◆ Task brief ◆
Would you transcribe the listing that follows, character for character, and omit its images?

◆ Records shown ◆

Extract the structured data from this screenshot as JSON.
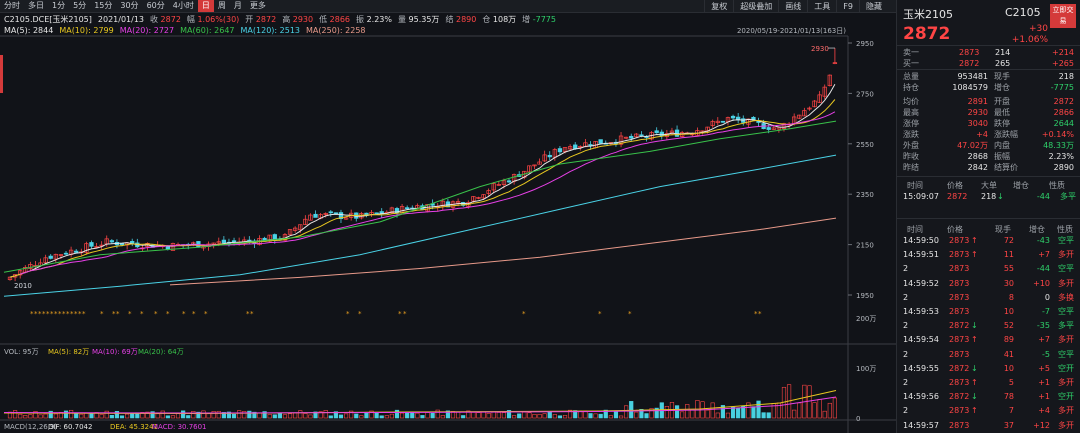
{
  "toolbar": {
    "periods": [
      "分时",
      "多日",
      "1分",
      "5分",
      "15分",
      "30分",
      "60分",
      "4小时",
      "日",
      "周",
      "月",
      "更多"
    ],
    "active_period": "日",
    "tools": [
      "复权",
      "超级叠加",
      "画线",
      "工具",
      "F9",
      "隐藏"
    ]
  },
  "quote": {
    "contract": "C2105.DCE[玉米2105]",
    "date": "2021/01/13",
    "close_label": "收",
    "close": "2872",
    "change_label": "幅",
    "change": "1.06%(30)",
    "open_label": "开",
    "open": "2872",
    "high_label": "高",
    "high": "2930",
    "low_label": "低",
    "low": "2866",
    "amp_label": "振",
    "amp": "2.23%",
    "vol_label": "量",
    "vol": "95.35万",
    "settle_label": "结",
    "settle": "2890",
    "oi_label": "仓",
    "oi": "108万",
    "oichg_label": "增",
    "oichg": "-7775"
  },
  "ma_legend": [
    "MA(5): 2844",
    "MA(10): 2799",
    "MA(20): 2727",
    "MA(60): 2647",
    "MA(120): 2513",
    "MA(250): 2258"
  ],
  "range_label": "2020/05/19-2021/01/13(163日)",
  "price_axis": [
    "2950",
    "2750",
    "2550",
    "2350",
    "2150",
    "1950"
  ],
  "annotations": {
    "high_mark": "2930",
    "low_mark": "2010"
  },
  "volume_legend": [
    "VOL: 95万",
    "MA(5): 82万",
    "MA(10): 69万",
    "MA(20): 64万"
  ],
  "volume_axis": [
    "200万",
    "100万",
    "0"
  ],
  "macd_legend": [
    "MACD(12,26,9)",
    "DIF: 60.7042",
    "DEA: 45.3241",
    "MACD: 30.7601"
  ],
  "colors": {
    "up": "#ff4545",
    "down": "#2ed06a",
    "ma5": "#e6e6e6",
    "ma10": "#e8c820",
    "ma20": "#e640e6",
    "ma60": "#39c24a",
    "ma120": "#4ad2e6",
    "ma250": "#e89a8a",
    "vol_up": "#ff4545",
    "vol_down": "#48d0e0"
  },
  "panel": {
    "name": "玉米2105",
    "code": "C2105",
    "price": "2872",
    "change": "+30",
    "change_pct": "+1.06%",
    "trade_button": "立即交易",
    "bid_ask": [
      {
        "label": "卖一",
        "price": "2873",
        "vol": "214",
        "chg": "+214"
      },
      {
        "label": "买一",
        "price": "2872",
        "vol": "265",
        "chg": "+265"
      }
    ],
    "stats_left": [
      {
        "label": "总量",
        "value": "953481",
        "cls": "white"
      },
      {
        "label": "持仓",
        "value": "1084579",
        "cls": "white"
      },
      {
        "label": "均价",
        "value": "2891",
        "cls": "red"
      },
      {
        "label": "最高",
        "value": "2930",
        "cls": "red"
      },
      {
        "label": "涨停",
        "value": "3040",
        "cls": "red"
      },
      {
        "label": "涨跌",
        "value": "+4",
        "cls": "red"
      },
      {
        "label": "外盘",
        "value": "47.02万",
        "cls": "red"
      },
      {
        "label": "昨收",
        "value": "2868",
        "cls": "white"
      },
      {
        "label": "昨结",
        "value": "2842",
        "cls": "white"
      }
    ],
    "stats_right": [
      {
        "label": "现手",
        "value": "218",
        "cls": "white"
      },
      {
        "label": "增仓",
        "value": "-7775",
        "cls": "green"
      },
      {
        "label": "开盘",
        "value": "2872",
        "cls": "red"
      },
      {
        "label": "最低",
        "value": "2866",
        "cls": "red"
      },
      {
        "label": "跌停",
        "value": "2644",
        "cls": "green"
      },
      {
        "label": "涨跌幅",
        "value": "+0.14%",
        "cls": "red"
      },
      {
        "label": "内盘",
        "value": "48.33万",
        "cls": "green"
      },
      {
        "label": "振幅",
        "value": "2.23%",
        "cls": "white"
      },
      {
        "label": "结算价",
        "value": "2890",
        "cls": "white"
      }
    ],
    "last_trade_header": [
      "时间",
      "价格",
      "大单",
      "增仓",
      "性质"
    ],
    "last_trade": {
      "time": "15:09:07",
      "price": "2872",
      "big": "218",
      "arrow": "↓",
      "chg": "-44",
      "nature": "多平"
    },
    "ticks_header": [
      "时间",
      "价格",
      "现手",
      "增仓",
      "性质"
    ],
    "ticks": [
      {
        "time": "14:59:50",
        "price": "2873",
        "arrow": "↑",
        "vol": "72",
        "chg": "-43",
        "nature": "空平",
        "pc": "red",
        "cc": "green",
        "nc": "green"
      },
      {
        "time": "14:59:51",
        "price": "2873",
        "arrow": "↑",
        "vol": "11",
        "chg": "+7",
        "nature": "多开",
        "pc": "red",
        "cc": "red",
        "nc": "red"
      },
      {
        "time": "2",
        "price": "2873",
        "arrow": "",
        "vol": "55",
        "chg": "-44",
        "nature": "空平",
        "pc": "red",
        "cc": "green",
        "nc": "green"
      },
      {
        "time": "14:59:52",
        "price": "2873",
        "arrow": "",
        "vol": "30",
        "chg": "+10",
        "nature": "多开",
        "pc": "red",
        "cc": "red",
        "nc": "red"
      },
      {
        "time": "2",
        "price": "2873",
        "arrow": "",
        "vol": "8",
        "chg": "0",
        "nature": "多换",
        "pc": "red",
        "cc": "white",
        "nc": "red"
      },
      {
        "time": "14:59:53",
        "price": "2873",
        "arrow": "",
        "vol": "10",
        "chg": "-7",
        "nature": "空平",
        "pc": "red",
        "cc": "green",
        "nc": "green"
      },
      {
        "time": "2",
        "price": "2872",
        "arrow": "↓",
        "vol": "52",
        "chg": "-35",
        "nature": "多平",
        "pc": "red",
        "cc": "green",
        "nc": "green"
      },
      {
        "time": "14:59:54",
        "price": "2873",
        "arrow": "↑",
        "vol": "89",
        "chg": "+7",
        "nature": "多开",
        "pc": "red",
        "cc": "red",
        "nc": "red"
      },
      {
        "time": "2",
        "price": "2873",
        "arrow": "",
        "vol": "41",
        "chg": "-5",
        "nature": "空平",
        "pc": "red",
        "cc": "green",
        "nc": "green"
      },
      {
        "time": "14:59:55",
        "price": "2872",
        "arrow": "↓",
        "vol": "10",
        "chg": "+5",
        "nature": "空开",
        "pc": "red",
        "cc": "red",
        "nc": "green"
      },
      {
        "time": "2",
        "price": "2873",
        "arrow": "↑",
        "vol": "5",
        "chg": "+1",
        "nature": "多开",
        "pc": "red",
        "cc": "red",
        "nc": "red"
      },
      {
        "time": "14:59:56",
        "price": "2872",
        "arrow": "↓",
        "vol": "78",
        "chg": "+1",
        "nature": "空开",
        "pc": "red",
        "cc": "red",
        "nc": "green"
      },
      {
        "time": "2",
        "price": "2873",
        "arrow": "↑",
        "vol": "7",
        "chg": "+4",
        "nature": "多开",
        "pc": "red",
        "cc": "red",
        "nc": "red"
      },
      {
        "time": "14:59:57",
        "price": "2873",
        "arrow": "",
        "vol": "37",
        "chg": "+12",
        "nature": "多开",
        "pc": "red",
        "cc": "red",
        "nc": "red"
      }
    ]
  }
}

◆ Written reply ◆
Extract the structured data from this screenshot as JSON.
{
  "toolbar": {
    "periods": [
      "分时",
      "多日",
      "1分",
      "5分",
      "15分",
      "30分",
      "60分",
      "4小时",
      "日",
      "周",
      "月",
      "更多"
    ],
    "active_period": "日",
    "tools": [
      "复权",
      "超级叠加",
      "画线",
      "工具",
      "F9",
      "隐藏"
    ]
  },
  "quote": {
    "contract": "C2105.DCE[玉米2105]",
    "date": "2021/01/13",
    "close_label": "收",
    "close": "2872",
    "change_label": "幅",
    "change": "1.06%(30)",
    "open_label": "开",
    "open": "2872",
    "high_label": "高",
    "high": "2930",
    "low_label": "低",
    "low": "2866",
    "amp_label": "振",
    "amp": "2.23%",
    "vol_label": "量",
    "vol": "95.35万",
    "settle_label": "结",
    "settle": "2890",
    "oi_label": "仓",
    "oi": "108万",
    "oichg_label": "增",
    "oichg": "-7775"
  },
  "ma_legend": [
    "MA(5): 2844",
    "MA(10): 2799",
    "MA(20): 2727",
    "MA(60): 2647",
    "MA(120): 2513",
    "MA(250): 2258"
  ],
  "range_label": "2020/05/19-2021/01/13(163日)",
  "price_axis": [
    "2950",
    "2750",
    "2550",
    "2350",
    "2150",
    "1950"
  ],
  "annotations": {
    "high_mark": "2930",
    "low_mark": "2010"
  },
  "volume_legend": [
    "VOL: 95万",
    "MA(5): 82万",
    "MA(10): 69万",
    "MA(20): 64万"
  ],
  "volume_axis": [
    "200万",
    "100万",
    "0"
  ],
  "macd_legend": [
    "MACD(12,26,9)",
    "DIF: 60.7042",
    "DEA: 45.3241",
    "MACD: 30.7601"
  ],
  "colors": {
    "up": "#ff4545",
    "down": "#2ed06a",
    "ma5": "#e6e6e6",
    "ma10": "#e8c820",
    "ma20": "#e640e6",
    "ma60": "#39c24a",
    "ma120": "#4ad2e6",
    "ma250": "#e89a8a",
    "vol_up": "#ff4545",
    "vol_down": "#48d0e0"
  },
  "panel": {
    "name": "玉米2105",
    "code": "C2105",
    "price": "2872",
    "change": "+30",
    "change_pct": "+1.06%",
    "trade_button": "立即交易",
    "bid_ask": [
      {
        "label": "卖一",
        "price": "2873",
        "vol": "214",
        "chg": "+214"
      },
      {
        "label": "买一",
        "price": "2872",
        "vol": "265",
        "chg": "+265"
      }
    ],
    "stats_left": [
      {
        "label": "总量",
        "value": "953481",
        "cls": "white"
      },
      {
        "label": "持仓",
        "value": "1084579",
        "cls": "white"
      },
      {
        "label": "均价",
        "value": "2891",
        "cls": "red"
      },
      {
        "label": "最高",
        "value": "2930",
        "cls": "red"
      },
      {
        "label": "涨停",
        "value": "3040",
        "cls": "red"
      },
      {
        "label": "涨跌",
        "value": "+4",
        "cls": "red"
      },
      {
        "label": "外盘",
        "value": "47.02万",
        "cls": "red"
      },
      {
        "label": "昨收",
        "value": "2868",
        "cls": "white"
      },
      {
        "label": "昨结",
        "value": "2842",
        "cls": "white"
      }
    ],
    "stats_right": [
      {
        "label": "现手",
        "value": "218",
        "cls": "white"
      },
      {
        "label": "增仓",
        "value": "-7775",
        "cls": "green"
      },
      {
        "label": "开盘",
        "value": "2872",
        "cls": "red"
      },
      {
        "label": "最低",
        "value": "2866",
        "cls": "red"
      },
      {
        "label": "跌停",
        "value": "2644",
        "cls": "green"
      },
      {
        "label": "涨跌幅",
        "value": "+0.14%",
        "cls": "red"
      },
      {
        "label": "内盘",
        "value": "48.33万",
        "cls": "green"
      },
      {
        "label": "振幅",
        "value": "2.23%",
        "cls": "white"
      },
      {
        "label": "结算价",
        "value": "2890",
        "cls": "white"
      }
    ],
    "last_trade_header": [
      "时间",
      "价格",
      "大单",
      "增仓",
      "性质"
    ],
    "last_trade": {
      "time": "15:09:07",
      "price": "2872",
      "big": "218",
      "arrow": "↓",
      "chg": "-44",
      "nature": "多平"
    },
    "ticks_header": [
      "时间",
      "价格",
      "现手",
      "增仓",
      "性质"
    ],
    "ticks": [
      {
        "time": "14:59:50",
        "price": "2873",
        "arrow": "↑",
        "vol": "72",
        "chg": "-43",
        "nature": "空平",
        "pc": "red",
        "cc": "green",
        "nc": "green"
      },
      {
        "time": "14:59:51",
        "price": "2873",
        "arrow": "↑",
        "vol": "11",
        "chg": "+7",
        "nature": "多开",
        "pc": "red",
        "cc": "red",
        "nc": "red"
      },
      {
        "time": "2",
        "price": "2873",
        "arrow": "",
        "vol": "55",
        "chg": "-44",
        "nature": "空平",
        "pc": "red",
        "cc": "green",
        "nc": "green"
      },
      {
        "time": "14:59:52",
        "price": "2873",
        "arrow": "",
        "vol": "30",
        "chg": "+10",
        "nature": "多开",
        "pc": "red",
        "cc": "red",
        "nc": "red"
      },
      {
        "time": "2",
        "price": "2873",
        "arrow": "",
        "vol": "8",
        "chg": "0",
        "nature": "多换",
        "pc": "red",
        "cc": "white",
        "nc": "red"
      },
      {
        "time": "14:59:53",
        "price": "2873",
        "arrow": "",
        "vol": "10",
        "chg": "-7",
        "nature": "空平",
        "pc": "red",
        "cc": "green",
        "nc": "green"
      },
      {
        "time": "2",
        "price": "2872",
        "arrow": "↓",
        "vol": "52",
        "chg": "-35",
        "nature": "多平",
        "pc": "red",
        "cc": "green",
        "nc": "green"
      },
      {
        "time": "14:59:54",
        "price": "2873",
        "arrow": "↑",
        "vol": "89",
        "chg": "+7",
        "nature": "多开",
        "pc": "red",
        "cc": "red",
        "nc": "red"
      },
      {
        "time": "2",
        "price": "2873",
        "arrow": "",
        "vol": "41",
        "chg": "-5",
        "nature": "空平",
        "pc": "red",
        "cc": "green",
        "nc": "green"
      },
      {
        "time": "14:59:55",
        "price": "2872",
        "arrow": "↓",
        "vol": "10",
        "chg": "+5",
        "nature": "空开",
        "pc": "red",
        "cc": "red",
        "nc": "green"
      },
      {
        "time": "2",
        "price": "2873",
        "arrow": "↑",
        "vol": "5",
        "chg": "+1",
        "nature": "多开",
        "pc": "red",
        "cc": "red",
        "nc": "red"
      },
      {
        "time": "14:59:56",
        "price": "2872",
        "arrow": "↓",
        "vol": "78",
        "chg": "+1",
        "nature": "空开",
        "pc": "red",
        "cc": "red",
        "nc": "green"
      },
      {
        "time": "2",
        "price": "2873",
        "arrow": "↑",
        "vol": "7",
        "chg": "+4",
        "nature": "多开",
        "pc": "red",
        "cc": "red",
        "nc": "red"
      },
      {
        "time": "14:59:57",
        "price": "2873",
        "arrow": "",
        "vol": "37",
        "chg": "+12",
        "nature": "多开",
        "pc": "red",
        "cc": "red",
        "nc": "red"
      }
    ]
  }
}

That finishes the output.